**** Data for this exercise

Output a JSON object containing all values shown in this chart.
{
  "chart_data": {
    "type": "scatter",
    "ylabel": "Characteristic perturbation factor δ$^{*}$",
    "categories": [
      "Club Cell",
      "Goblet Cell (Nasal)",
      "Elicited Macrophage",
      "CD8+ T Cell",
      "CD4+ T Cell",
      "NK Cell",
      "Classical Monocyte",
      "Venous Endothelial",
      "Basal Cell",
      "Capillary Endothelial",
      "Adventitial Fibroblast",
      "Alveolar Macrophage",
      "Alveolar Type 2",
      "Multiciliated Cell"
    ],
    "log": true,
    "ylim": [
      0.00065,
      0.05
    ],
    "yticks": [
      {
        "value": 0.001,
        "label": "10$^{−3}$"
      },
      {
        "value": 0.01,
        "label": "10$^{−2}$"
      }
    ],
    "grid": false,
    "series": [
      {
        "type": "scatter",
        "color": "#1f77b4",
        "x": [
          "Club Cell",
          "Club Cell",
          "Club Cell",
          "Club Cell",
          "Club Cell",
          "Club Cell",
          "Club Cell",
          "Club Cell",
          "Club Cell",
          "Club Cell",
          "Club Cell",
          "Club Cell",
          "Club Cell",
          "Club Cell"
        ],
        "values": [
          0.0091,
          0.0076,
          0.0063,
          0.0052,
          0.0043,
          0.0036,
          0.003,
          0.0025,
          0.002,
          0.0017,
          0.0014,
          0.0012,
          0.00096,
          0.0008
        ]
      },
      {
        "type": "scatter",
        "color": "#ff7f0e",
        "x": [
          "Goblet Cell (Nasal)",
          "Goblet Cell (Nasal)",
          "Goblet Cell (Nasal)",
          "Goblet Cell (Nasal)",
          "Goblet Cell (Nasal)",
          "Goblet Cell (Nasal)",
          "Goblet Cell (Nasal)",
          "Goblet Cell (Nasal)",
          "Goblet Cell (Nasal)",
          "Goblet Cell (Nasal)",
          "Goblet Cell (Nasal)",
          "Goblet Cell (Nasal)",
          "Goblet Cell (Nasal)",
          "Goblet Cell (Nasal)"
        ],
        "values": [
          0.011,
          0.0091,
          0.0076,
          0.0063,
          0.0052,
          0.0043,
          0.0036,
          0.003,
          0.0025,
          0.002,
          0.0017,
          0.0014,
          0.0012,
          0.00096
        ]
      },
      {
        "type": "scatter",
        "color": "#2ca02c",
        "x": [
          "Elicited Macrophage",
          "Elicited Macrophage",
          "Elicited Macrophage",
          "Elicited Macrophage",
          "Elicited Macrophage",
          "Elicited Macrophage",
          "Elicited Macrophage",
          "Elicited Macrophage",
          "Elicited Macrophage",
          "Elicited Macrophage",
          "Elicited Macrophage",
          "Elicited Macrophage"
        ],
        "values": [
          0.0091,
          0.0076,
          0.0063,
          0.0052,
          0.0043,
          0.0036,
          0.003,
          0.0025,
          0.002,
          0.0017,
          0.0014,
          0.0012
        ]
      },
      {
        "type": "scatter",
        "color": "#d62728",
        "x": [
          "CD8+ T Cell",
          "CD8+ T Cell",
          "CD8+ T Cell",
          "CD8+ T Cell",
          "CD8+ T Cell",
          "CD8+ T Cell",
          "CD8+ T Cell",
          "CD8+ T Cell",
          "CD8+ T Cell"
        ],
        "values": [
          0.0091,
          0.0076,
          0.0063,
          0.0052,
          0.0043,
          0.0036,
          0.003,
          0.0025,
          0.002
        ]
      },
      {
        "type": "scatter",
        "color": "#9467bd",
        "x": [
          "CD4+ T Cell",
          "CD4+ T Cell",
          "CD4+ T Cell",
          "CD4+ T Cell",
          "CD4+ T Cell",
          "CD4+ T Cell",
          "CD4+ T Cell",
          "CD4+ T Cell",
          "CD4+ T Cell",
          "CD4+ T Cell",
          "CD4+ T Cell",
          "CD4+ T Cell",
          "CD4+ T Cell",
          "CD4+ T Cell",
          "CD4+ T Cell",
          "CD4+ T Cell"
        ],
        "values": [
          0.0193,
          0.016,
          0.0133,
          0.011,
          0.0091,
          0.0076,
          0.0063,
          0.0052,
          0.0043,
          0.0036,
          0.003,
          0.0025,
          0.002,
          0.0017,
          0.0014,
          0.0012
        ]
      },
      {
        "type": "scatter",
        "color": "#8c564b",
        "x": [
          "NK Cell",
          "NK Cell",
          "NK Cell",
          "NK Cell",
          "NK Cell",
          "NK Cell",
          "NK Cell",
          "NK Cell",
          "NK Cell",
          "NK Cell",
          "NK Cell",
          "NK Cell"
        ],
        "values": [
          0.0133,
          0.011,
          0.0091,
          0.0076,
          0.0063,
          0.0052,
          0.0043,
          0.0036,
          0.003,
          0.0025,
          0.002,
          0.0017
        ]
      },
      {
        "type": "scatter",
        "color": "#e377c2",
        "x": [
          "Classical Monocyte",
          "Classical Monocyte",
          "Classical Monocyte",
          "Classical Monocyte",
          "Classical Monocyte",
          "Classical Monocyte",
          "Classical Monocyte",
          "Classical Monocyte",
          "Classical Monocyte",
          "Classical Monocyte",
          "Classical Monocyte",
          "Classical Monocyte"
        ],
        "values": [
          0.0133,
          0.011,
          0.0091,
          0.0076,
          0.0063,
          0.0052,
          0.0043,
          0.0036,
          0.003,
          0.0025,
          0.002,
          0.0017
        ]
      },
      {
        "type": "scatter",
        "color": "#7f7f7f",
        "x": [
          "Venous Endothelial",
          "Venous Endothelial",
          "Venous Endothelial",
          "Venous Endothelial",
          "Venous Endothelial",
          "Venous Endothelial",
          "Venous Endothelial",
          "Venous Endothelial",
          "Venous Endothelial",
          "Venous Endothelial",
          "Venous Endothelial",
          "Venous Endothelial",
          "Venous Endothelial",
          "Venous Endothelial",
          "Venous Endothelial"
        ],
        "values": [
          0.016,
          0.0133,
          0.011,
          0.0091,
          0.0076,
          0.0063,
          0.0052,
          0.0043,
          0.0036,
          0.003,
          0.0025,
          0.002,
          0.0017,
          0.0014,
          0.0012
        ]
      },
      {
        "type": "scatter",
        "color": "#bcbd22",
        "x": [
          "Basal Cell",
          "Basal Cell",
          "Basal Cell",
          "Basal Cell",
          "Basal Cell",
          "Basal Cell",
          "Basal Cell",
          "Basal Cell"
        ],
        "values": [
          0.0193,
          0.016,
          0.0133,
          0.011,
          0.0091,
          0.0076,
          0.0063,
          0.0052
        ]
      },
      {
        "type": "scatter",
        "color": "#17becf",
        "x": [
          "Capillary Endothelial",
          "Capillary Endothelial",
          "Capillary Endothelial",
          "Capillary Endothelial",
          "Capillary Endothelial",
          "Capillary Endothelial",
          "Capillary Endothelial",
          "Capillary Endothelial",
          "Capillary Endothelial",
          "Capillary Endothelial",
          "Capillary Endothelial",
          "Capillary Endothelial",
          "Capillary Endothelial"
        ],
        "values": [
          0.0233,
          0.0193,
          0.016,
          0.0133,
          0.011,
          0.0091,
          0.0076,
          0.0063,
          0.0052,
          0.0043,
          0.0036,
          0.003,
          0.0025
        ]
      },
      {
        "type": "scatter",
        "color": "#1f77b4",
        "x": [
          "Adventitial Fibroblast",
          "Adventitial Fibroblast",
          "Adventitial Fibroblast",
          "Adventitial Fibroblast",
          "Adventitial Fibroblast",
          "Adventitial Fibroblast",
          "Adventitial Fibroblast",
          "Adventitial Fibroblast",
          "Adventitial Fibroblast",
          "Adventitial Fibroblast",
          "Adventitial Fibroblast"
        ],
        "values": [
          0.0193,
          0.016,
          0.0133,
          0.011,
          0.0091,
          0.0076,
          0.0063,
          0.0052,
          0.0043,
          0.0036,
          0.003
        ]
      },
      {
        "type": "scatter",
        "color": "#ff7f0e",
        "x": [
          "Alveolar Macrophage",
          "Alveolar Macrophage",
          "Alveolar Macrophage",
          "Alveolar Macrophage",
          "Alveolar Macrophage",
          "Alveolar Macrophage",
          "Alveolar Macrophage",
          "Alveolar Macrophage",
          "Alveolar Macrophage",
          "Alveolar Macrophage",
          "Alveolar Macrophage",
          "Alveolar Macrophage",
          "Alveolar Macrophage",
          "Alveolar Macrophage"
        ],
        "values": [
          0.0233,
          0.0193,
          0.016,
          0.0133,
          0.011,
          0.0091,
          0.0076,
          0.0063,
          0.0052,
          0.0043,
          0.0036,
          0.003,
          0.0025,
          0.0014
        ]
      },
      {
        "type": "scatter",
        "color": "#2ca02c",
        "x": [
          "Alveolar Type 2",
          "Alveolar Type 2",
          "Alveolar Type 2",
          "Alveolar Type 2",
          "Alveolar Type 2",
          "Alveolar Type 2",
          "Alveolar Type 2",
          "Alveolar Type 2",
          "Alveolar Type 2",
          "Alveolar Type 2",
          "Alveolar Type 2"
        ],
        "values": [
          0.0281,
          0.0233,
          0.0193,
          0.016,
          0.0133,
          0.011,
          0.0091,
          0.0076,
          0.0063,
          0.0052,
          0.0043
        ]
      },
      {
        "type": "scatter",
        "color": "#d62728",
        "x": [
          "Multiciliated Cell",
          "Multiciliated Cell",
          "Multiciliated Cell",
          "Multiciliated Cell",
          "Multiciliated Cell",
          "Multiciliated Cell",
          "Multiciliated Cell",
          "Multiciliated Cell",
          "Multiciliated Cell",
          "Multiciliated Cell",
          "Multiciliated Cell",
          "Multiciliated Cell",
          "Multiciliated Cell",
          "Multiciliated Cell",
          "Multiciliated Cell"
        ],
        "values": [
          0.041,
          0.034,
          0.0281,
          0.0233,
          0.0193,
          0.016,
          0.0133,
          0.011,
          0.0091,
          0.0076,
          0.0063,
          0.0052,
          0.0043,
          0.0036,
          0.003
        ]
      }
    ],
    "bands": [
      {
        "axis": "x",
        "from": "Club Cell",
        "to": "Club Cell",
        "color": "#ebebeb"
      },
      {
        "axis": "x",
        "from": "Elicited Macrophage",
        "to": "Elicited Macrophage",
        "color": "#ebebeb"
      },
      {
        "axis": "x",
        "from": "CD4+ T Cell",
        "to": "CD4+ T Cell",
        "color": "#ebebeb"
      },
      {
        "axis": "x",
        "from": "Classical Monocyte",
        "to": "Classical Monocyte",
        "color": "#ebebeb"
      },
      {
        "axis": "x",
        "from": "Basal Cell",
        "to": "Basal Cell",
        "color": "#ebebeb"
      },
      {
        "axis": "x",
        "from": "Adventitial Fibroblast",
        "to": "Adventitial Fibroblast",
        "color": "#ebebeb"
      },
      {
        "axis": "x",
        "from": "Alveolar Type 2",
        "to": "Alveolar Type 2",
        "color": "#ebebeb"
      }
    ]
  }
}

********

### [Objective]
Check each line of the records above for the string "from", and report every line that has it.

### [Task response]
        "from": "Club Cell",
        "from": "Elicited Macrophage",
        "from": "CD4+ T Cell",
        "from": "Classical Monocyte",
        "from": "Basal Cell",
        "from": "Adventitial Fibroblast",
        "from": "Alveolar Type 2",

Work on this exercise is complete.